◆ **EXERCISE DETAILS**: Take the line containing "Output the text content of this document." through the last line of the data and retype those lines exactly. Pictures do not belong in the copy.
--- start EXTRACTED MATERIAL ---
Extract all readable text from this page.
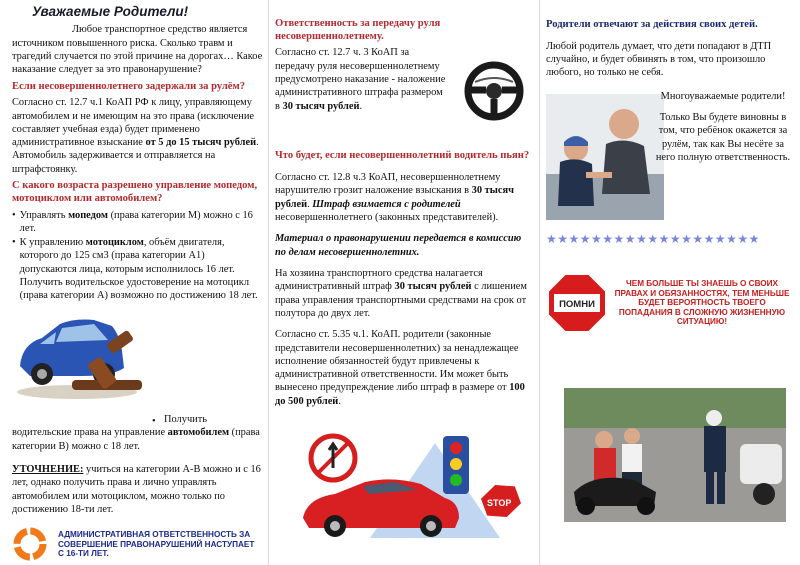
Уважаемые Родители!

Любое транспортное средство является источником повышенного риска. Сколько травм и трагедий случается по этой причине на дорогах… Какое наказание следует за это правонарушение?

Если несовершеннолетнего задержали за рулём?

Согласно ст. 12.7 ч.1 КоАП РФ к лицу, управляющему автомобилем и не имеющим на это права (исключение составляет учебная езда) будет применено административное взыскание от 5 до 15 тысяч рублей. Автомобиль задерживается и отправляется на штрафстоянку.

С какого возраста разрешено управление мопедом, мотоциклом или автомобилем?

• Управлять мопедом (права категории М) можно с 16 лет.
• К управлению мотоциклом, объём двигателя, которого до 125 см3 (права категории А1) допускаются лица, которым исполнилось 16 лет. Получить водительское удостоверение на мотоцикл (права категории А) возможно по достижению 18 лет.
• Получить водительские права на управление автомобилем (права категории В) можно с 18 лет.

УТОЧНЕНИЕ: учиться на категории А-В можно и с 16 лет, однако получить права и лично управлять автомобилем или мотоциклом, можно только по достижению 18-ти лет.

АДМИНИСТРАТИВНАЯ ОТВЕТСТВЕННОСТЬ ЗА СОВЕРШЕНИЕ ПРАВОНАРУШЕНИЙ НАСТУПАЕТ С 16-ТИ ЛЕТ.

Ответственность за передачу руля несовершеннолетнему.

Согласно ст. 12.7 ч. 3 КоАП за передачу руля несовершеннолетнему предусмотрено наказание - наложение административного штрафа размером в 30 тысяч рублей.

Что будет, если несовершеннолетний водитель пьян?

Согласно ст. 12.8 ч.3 КоАП, несовершеннолетнему нарушителю грозит наложение взыскания в 30 тысяч рублей. Штраф взимается с родителей несовершеннолетнего (законных представителей).

Материал о правонарушении передается в комиссию по делам несовершеннолетних.

На хозяина транспортного средства налагается административный штраф 30 тысяч рублей с лишением права управления транспортными средствами на срок от полутора до двух лет.

Согласно ст. 5.35 ч.1. КоАП. родители (законные представители несовершеннолетних) за ненадлежащее исполнение обязанностей будут привлечены к административной ответственности. Им может быть вынесено предупреждение либо штраф в размере от 100 до 500 рублей.

STOP

Родители отвечают за действия своих детей.

Любой родитель думает, что дети попадают в ДТП случайно, и будет обвинять в том, что произошло любого, но только не себя.

Многоуважаемые родители!

Только Вы будете виновны в том, что ребёнок окажется за рулём, так как Вы несёте за него полную ответственность.

★★★★★★★★★★★★★★★★★★★
ПОМНИ

ЧЕМ БОЛЬШЕ ТЫ ЗНАЕШЬ О СВОИХ ПРАВАХ И ОБЯЗАННОСТЯХ, ТЕМ МЕНЬШЕ БУДЕТ ВЕРОЯТНОСТЬ ТВОЕГО ПОПАДАНИЯ В СЛОЖНУЮ ЖИЗНЕННУЮ СИТУАЦИЮ!
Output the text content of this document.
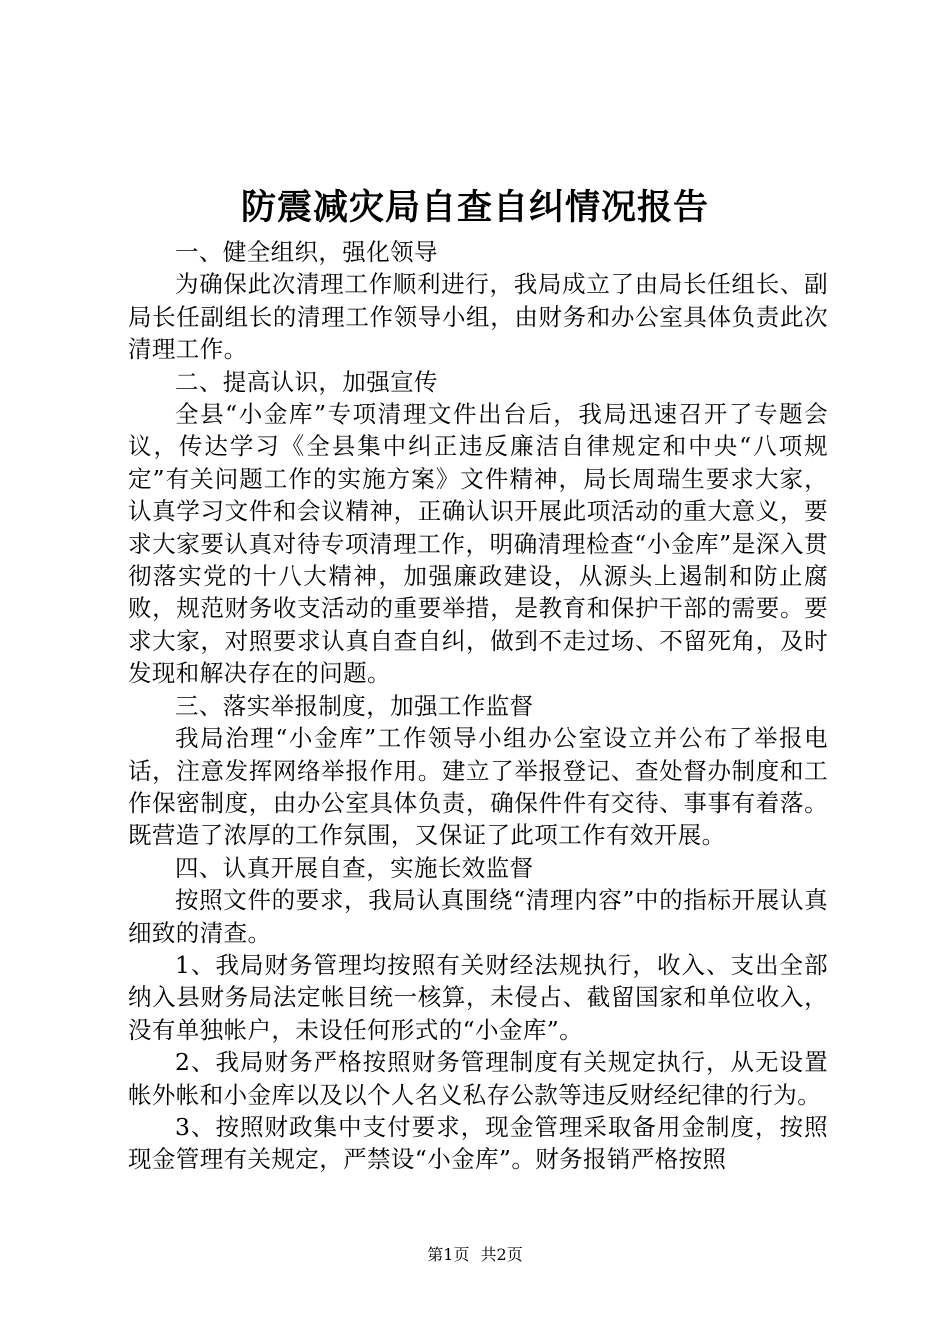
防震减灾局自查自纠情况报告

一、健全组织，强化领导

为确保此次清理工作顺利进行，我局成立了由局长任组长、副局长任副组长的清理工作领导小组，由财务和办公室具体负责此次清理工作。

二、提高认识，加强宣传

全县“小金库”专项清理文件出台后，我局迅速召开了专题会议，传达学习《全县集中纠正违反廉洁自律规定和中央“八项规定”有关问题工作的实施方案》文件精神，局长周瑞生要求大家，认真学习文件和会议精神，正确认识开展此项活动的重大意义，要求大家要认真对待专项清理工作，明确清理检查“小金库”是深入贯彻落实党的十八大精神，加强廉政建设，从源头上遏制和防止腐败，规范财务收支活动的重要举措，是教育和保护干部的需要。要求大家，对照要求认真自查自纠，做到不走过场、不留死角，及时发现和解决存在的问题。

三、落实举报制度，加强工作监督

我局治理“小金库”工作领导小组办公室设立并公布了举报电话，注意发挥网络举报作用。建立了举报登记、查处督办制度和工作保密制度，由办公室具体负责，确保件件有交待、事事有着落。既营造了浓厚的工作氛围，又保证了此项工作有效开展。

四、认真开展自查，实施长效监督

按照文件的要求，我局认真围绕“清理内容”中的指标开展认真细致的清查。

1、我局财务管理均按照有关财经法规执行，收入、支出全部纳入县财务局法定帐目统一核算，未侵占、截留国家和单位收入，没有单独帐户，未设任何形式的“小金库”。

2、我局财务严格按照财务管理制度有关规定执行，从无设置帐外帐和小金库以及以个人名义私存公款等违反财经纪律的行为。

3、按照财政集中支付要求，现金管理采取备用金制度，按照现金管理有关规定，严禁设“小金库”。财务报销严格按照

第1页 共2页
--- end EXTRACTED MATERIAL ---
◆ **REPLY**:
Output the text content of this document.
防震减灾局自查自纠情况报告

一、健全组织，强化领导

为确保此次清理工作顺利进行，我局成立了由局长任组长、副局长任副组长的清理工作领导小组，由财务和办公室具体负责此次清理工作。

二、提高认识，加强宣传

全县“小金库”专项清理文件出台后，我局迅速召开了专题会议，传达学习《全县集中纠正违反廉洁自律规定和中央“八项规定”有关问题工作的实施方案》文件精神，局长周瑞生要求大家，认真学习文件和会议精神，正确认识开展此项活动的重大意义，要求大家要认真对待专项清理工作，明确清理检查“小金库”是深入贯彻落实党的十八大精神，加强廉政建设，从源头上遏制和防止腐败，规范财务收支活动的重要举措，是教育和保护干部的需要。要求大家，对照要求认真自查自纠，做到不走过场、不留死角，及时发现和解决存在的问题。

三、落实举报制度，加强工作监督

我局治理“小金库”工作领导小组办公室设立并公布了举报电话，注意发挥网络举报作用。建立了举报登记、查处督办制度和工作保密制度，由办公室具体负责，确保件件有交待、事事有着落。既营造了浓厚的工作氛围，又保证了此项工作有效开展。

四、认真开展自查，实施长效监督

按照文件的要求，我局认真围绕“清理内容”中的指标开展认真细致的清查。

1、我局财务管理均按照有关财经法规执行，收入、支出全部纳入县财务局法定帐目统一核算，未侵占、截留国家和单位收入，没有单独帐户，未设任何形式的“小金库”。

2、我局财务严格按照财务管理制度有关规定执行，从无设置帐外帐和小金库以及以个人名义私存公款等违反财经纪律的行为。

3、按照财政集中支付要求，现金管理采取备用金制度，按照现金管理有关规定，严禁设“小金库”。财务报销严格按照

第1页 共2页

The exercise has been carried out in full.